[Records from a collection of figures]
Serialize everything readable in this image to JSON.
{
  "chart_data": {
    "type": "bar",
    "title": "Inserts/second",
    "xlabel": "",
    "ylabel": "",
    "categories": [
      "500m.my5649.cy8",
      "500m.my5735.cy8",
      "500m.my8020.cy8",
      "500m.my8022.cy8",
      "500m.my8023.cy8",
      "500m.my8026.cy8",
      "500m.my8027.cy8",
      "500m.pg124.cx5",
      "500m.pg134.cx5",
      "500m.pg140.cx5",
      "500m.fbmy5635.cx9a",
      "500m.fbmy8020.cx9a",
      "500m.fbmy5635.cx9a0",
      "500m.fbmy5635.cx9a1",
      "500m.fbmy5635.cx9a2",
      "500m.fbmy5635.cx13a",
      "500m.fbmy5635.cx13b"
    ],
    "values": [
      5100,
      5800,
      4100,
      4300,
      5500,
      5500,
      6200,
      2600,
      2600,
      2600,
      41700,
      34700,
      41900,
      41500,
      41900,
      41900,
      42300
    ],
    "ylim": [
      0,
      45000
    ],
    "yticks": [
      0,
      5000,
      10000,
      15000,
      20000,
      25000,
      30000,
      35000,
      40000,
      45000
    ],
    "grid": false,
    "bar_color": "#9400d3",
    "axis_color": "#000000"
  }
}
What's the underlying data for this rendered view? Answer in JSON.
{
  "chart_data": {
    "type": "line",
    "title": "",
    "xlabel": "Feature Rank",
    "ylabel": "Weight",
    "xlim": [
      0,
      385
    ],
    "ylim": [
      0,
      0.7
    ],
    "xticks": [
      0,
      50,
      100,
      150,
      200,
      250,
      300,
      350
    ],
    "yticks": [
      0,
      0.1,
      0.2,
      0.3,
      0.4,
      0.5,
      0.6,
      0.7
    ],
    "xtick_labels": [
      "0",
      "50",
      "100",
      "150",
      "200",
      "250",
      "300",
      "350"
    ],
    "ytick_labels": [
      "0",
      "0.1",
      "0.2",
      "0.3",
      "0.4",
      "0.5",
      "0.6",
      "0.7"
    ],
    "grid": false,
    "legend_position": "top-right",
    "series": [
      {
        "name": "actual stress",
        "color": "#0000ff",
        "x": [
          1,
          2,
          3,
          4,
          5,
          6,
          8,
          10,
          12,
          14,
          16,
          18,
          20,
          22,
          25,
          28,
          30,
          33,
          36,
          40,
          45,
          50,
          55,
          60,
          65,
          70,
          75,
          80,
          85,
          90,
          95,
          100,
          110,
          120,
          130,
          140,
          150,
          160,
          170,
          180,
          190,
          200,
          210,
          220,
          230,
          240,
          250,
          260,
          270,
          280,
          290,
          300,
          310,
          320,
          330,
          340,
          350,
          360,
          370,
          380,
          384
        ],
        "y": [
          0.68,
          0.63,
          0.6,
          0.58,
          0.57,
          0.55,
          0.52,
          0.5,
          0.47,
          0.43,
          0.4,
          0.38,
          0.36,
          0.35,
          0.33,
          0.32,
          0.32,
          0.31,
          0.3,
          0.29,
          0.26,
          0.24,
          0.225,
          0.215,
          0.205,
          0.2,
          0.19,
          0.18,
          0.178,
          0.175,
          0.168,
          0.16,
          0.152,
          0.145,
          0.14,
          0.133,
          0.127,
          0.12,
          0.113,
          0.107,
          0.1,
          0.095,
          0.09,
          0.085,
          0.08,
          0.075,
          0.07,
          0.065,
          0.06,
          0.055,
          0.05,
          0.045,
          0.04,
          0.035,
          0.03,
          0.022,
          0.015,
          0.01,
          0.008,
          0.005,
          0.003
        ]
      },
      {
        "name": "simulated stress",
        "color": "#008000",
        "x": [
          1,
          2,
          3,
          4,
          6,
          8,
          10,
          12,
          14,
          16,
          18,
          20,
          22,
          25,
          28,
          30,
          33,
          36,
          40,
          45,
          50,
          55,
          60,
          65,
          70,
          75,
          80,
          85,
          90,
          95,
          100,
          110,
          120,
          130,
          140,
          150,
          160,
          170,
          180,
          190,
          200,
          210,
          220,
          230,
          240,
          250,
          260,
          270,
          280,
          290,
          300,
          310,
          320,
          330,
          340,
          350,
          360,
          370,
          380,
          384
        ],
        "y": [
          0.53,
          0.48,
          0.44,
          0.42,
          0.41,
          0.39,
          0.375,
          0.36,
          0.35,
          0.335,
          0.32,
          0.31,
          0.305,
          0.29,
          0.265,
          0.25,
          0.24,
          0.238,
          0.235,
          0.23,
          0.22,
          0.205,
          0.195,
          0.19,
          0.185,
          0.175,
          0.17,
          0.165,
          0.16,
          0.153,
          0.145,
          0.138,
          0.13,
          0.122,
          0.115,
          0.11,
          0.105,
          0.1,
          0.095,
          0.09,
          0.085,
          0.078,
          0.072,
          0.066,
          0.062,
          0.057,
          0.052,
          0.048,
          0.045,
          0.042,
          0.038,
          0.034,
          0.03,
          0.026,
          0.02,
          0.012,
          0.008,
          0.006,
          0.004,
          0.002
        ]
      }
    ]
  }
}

- **TASK DETAILS**:
Quote the material exactly, leaving nothing out.

- **EXERCISE RESPONSE**:
Serialize everything readable in this image to JSON.
{
  "chart_data": {
    "type": "bar",
    "title": "Inserts/second",
    "xlabel": "",
    "ylabel": "",
    "categories": [
      "500m.my5649.cy8",
      "500m.my5735.cy8",
      "500m.my8020.cy8",
      "500m.my8022.cy8",
      "500m.my8023.cy8",
      "500m.my8026.cy8",
      "500m.my8027.cy8",
      "500m.pg124.cx5",
      "500m.pg134.cx5",
      "500m.pg140.cx5",
      "500m.fbmy5635.cx9a",
      "500m.fbmy8020.cx9a",
      "500m.fbmy5635.cx9a0",
      "500m.fbmy5635.cx9a1",
      "500m.fbmy5635.cx9a2",
      "500m.fbmy5635.cx13a",
      "500m.fbmy5635.cx13b"
    ],
    "values": [
      5100,
      5800,
      4100,
      4300,
      5500,
      5500,
      6200,
      2600,
      2600,
      2600,
      41700,
      34700,
      41900,
      41500,
      41900,
      41900,
      42300
    ],
    "ylim": [
      0,
      45000
    ],
    "yticks": [
      0,
      5000,
      10000,
      15000,
      20000,
      25000,
      30000,
      35000,
      40000,
      45000
    ],
    "grid": false,
    "bar_color": "#9400d3",
    "axis_color": "#000000"
  }
}
What's the underlying data for this rendered view? Answer in JSON.
{
  "chart_data": {
    "type": "line",
    "title": "",
    "xlabel": "Feature Rank",
    "ylabel": "Weight",
    "xlim": [
      0,
      385
    ],
    "ylim": [
      0,
      0.7
    ],
    "xticks": [
      0,
      50,
      100,
      150,
      200,
      250,
      300,
      350
    ],
    "yticks": [
      0,
      0.1,
      0.2,
      0.3,
      0.4,
      0.5,
      0.6,
      0.7
    ],
    "xtick_labels": [
      "0",
      "50",
      "100",
      "150",
      "200",
      "250",
      "300",
      "350"
    ],
    "ytick_labels": [
      "0",
      "0.1",
      "0.2",
      "0.3",
      "0.4",
      "0.5",
      "0.6",
      "0.7"
    ],
    "grid": false,
    "legend_position": "top-right",
    "series": [
      {
        "name": "actual stress",
        "color": "#0000ff",
        "x": [
          1,
          2,
          3,
          4,
          5,
          6,
          8,
          10,
          12,
          14,
          16,
          18,
          20,
          22,
          25,
          28,
          30,
          33,
          36,
          40,
          45,
          50,
          55,
          60,
          65,
          70,
          75,
          80,
          85,
          90,
          95,
          100,
          110,
          120,
          130,
          140,
          150,
          160,
          170,
          180,
          190,
          200,
          210,
          220,
          230,
          240,
          250,
          260,
          270,
          280,
          290,
          300,
          310,
          320,
          330,
          340,
          350,
          360,
          370,
          380,
          384
        ],
        "y": [
          0.68,
          0.63,
          0.6,
          0.58,
          0.57,
          0.55,
          0.52,
          0.5,
          0.47,
          0.43,
          0.4,
          0.38,
          0.36,
          0.35,
          0.33,
          0.32,
          0.32,
          0.31,
          0.3,
          0.29,
          0.26,
          0.24,
          0.225,
          0.215,
          0.205,
          0.2,
          0.19,
          0.18,
          0.178,
          0.175,
          0.168,
          0.16,
          0.152,
          0.145,
          0.14,
          0.133,
          0.127,
          0.12,
          0.113,
          0.107,
          0.1,
          0.095,
          0.09,
          0.085,
          0.08,
          0.075,
          0.07,
          0.065,
          0.06,
          0.055,
          0.05,
          0.045,
          0.04,
          0.035,
          0.03,
          0.022,
          0.015,
          0.01,
          0.008,
          0.005,
          0.003
        ]
      },
      {
        "name": "simulated stress",
        "color": "#008000",
        "x": [
          1,
          2,
          3,
          4,
          6,
          8,
          10,
          12,
          14,
          16,
          18,
          20,
          22,
          25,
          28,
          30,
          33,
          36,
          40,
          45,
          50,
          55,
          60,
          65,
          70,
          75,
          80,
          85,
          90,
          95,
          100,
          110,
          120,
          130,
          140,
          150,
          160,
          170,
          180,
          190,
          200,
          210,
          220,
          230,
          240,
          250,
          260,
          270,
          280,
          290,
          300,
          310,
          320,
          330,
          340,
          350,
          360,
          370,
          380,
          384
        ],
        "y": [
          0.53,
          0.48,
          0.44,
          0.42,
          0.41,
          0.39,
          0.375,
          0.36,
          0.35,
          0.335,
          0.32,
          0.31,
          0.305,
          0.29,
          0.265,
          0.25,
          0.24,
          0.238,
          0.235,
          0.23,
          0.22,
          0.205,
          0.195,
          0.19,
          0.185,
          0.175,
          0.17,
          0.165,
          0.16,
          0.153,
          0.145,
          0.138,
          0.13,
          0.122,
          0.115,
          0.11,
          0.105,
          0.1,
          0.095,
          0.09,
          0.085,
          0.078,
          0.072,
          0.066,
          0.062,
          0.057,
          0.052,
          0.048,
          0.045,
          0.042,
          0.038,
          0.034,
          0.03,
          0.026,
          0.02,
          0.012,
          0.008,
          0.006,
          0.004,
          0.002
        ]
      }
    ]
  }
}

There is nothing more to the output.